* Task details:
Look through the lines below and state how many hold the word "that". Write only the number.

(Stored items)
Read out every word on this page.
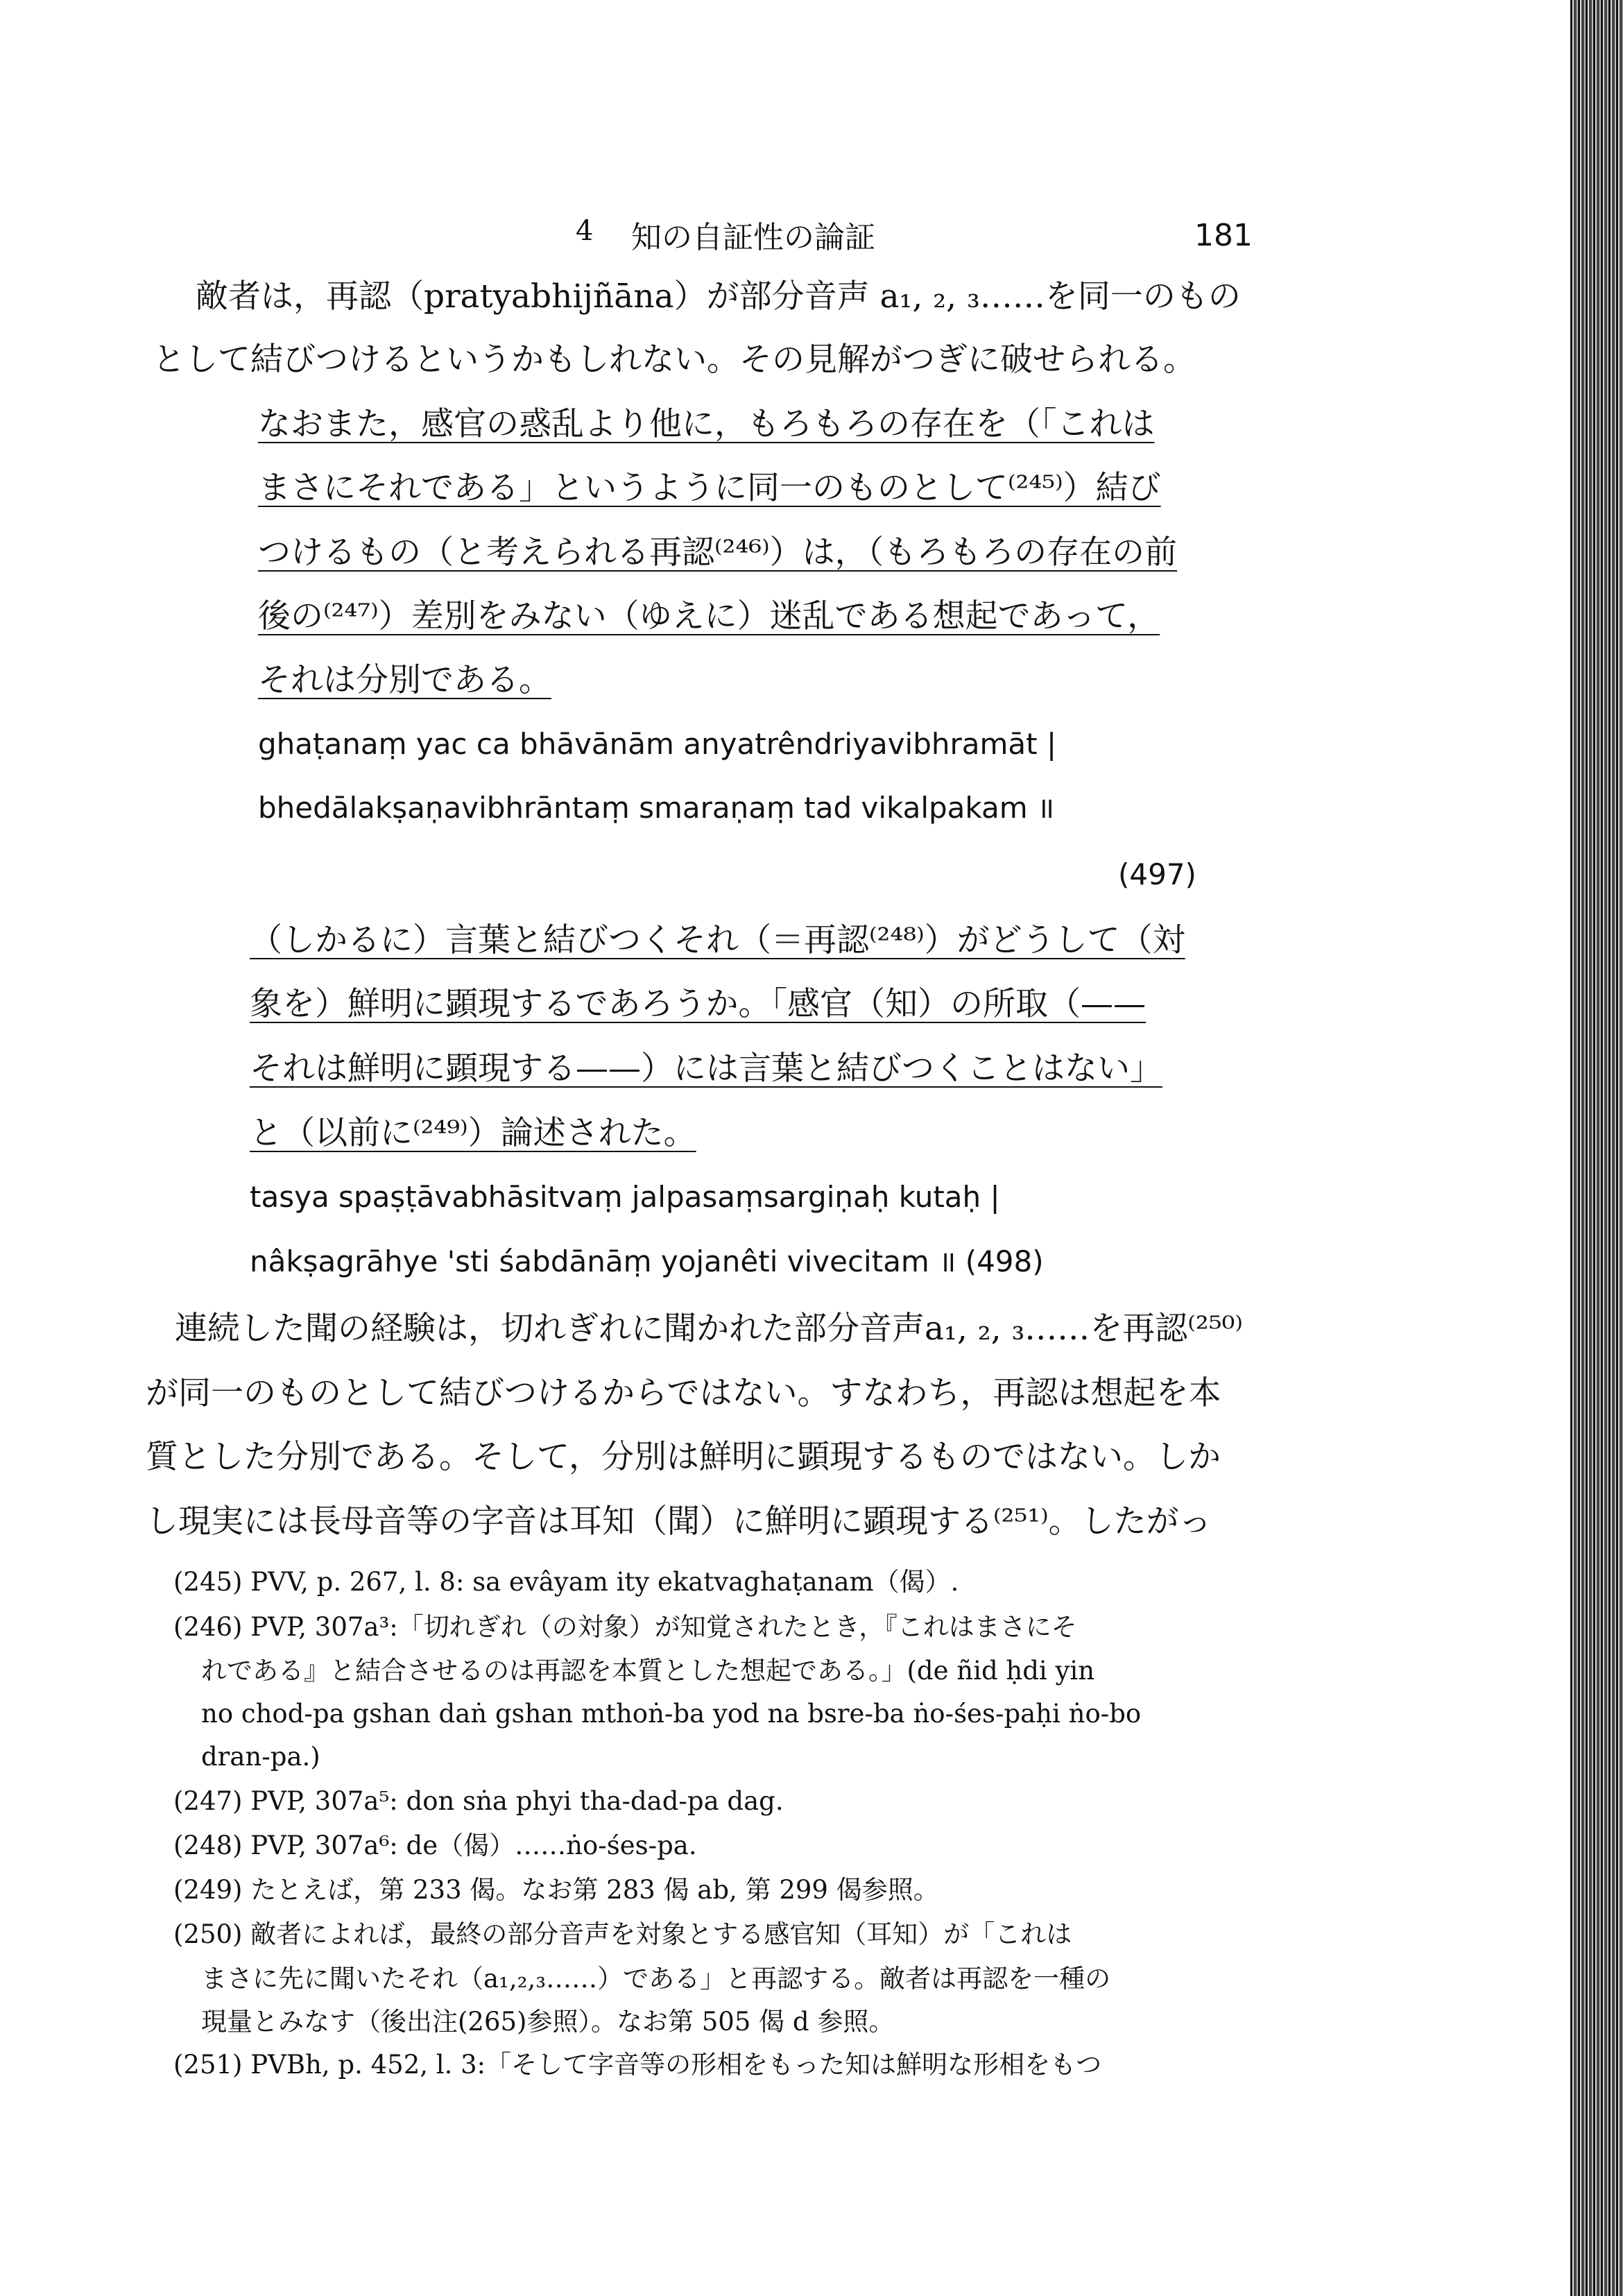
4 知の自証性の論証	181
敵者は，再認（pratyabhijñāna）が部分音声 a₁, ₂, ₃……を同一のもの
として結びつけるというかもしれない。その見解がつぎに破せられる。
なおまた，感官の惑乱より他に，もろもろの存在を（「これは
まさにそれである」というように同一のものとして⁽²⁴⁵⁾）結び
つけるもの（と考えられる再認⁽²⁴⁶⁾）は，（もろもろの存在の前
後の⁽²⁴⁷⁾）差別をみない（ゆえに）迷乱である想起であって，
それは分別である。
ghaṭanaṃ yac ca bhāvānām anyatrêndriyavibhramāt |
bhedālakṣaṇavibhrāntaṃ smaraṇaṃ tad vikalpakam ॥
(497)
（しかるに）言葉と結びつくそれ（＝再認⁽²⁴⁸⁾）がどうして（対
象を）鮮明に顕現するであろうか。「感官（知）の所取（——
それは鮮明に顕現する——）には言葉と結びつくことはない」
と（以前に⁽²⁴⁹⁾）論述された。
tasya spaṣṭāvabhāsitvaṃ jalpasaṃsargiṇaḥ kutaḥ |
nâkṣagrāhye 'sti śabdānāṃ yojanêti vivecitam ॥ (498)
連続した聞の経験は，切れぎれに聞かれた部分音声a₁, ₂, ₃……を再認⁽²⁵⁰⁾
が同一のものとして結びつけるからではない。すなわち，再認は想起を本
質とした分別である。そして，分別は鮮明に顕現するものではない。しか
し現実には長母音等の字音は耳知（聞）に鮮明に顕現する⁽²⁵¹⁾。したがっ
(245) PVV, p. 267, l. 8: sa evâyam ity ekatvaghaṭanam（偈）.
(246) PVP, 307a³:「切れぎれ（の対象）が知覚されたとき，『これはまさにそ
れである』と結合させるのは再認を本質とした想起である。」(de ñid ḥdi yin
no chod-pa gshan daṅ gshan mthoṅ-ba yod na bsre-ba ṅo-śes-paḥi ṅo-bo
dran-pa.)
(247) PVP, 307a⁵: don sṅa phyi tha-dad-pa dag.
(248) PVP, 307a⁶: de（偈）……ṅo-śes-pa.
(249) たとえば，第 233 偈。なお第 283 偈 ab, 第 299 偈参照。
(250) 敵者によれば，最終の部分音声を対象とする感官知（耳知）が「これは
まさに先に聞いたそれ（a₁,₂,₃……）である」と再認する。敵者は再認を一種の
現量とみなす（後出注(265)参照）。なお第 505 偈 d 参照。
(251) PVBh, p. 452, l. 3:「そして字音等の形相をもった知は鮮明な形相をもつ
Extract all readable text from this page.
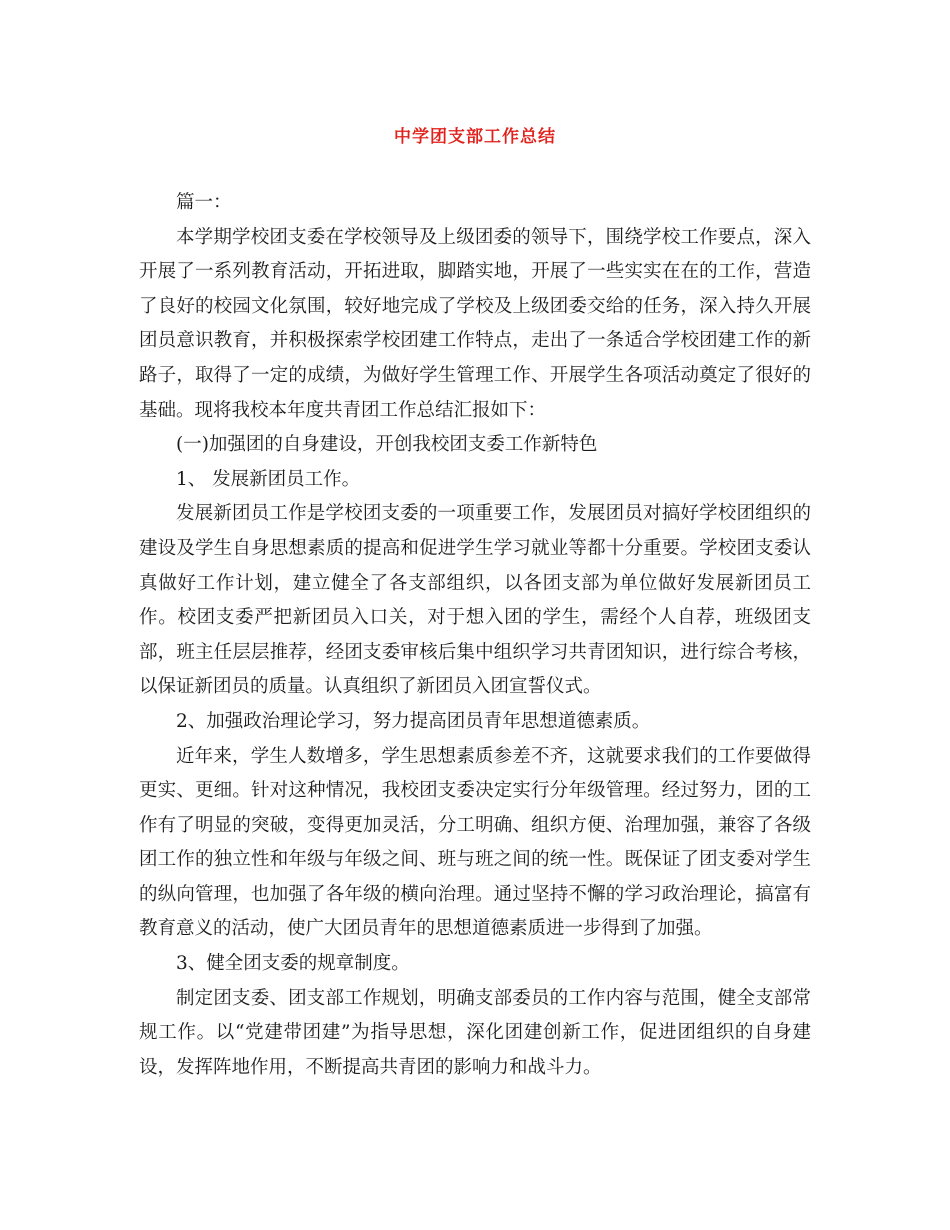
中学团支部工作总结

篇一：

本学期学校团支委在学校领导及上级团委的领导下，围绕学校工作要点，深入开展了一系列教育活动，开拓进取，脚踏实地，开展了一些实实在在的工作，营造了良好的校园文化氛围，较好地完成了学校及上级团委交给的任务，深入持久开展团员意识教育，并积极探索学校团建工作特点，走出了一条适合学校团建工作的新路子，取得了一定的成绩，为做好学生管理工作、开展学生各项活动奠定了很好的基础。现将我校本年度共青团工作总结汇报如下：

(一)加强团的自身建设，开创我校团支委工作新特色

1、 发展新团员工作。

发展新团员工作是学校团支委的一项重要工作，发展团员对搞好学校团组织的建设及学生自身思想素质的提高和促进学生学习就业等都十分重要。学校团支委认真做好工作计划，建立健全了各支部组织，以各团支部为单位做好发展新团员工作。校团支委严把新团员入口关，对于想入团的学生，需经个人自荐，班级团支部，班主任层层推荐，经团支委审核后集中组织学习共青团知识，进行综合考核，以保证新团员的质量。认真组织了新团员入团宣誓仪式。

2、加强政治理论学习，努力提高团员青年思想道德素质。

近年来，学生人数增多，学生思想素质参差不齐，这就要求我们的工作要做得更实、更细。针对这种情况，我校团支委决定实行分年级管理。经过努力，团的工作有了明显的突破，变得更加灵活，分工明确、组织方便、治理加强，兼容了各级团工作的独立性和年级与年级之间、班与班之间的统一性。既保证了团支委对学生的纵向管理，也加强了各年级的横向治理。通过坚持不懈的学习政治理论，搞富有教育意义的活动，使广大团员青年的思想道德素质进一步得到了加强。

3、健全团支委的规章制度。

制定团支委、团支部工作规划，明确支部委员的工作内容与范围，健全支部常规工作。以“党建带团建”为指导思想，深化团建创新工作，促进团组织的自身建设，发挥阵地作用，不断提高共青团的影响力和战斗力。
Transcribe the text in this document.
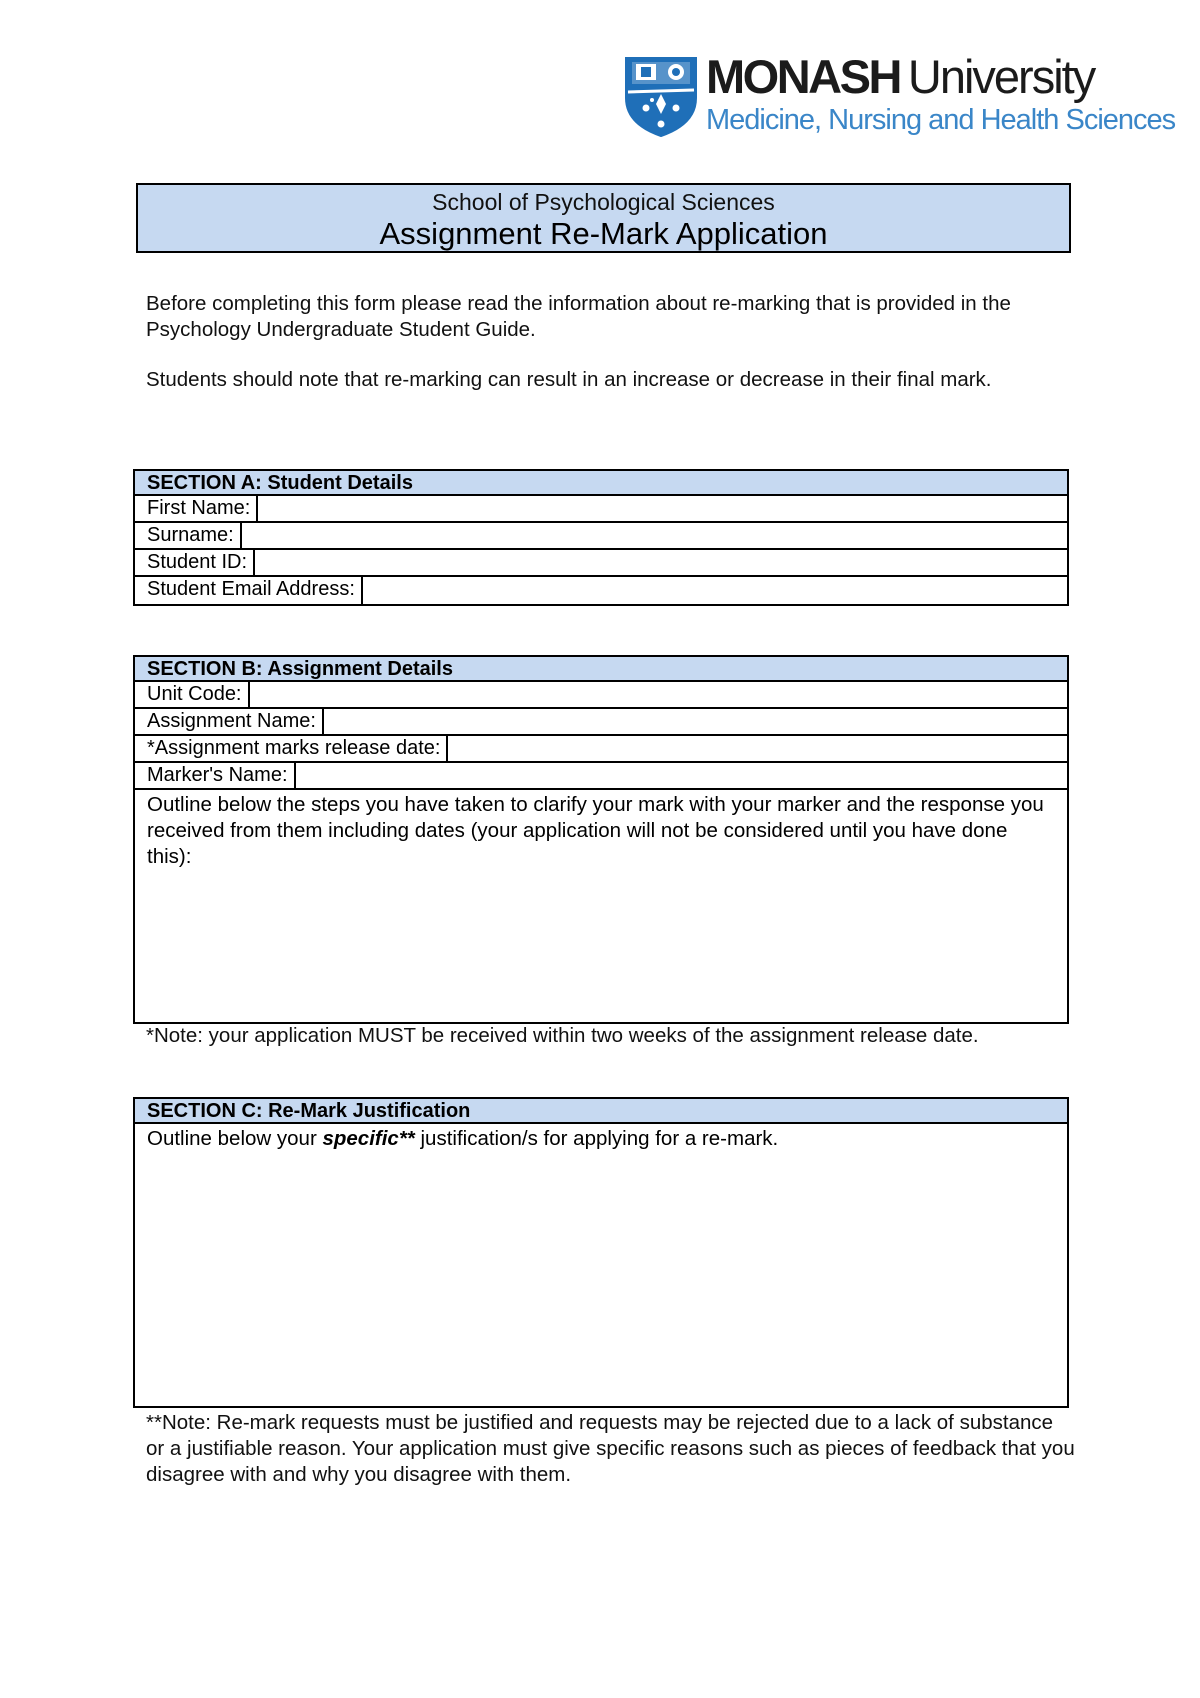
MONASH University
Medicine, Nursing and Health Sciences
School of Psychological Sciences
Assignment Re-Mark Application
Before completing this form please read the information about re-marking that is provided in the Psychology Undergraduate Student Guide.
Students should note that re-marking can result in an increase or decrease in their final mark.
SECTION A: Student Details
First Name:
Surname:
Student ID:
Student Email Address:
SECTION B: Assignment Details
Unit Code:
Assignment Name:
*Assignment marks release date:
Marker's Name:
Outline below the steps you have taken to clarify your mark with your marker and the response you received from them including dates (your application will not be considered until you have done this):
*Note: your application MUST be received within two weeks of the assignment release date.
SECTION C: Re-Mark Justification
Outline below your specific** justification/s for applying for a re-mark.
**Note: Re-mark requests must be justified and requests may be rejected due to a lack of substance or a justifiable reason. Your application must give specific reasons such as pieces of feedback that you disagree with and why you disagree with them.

* Result of the task:
3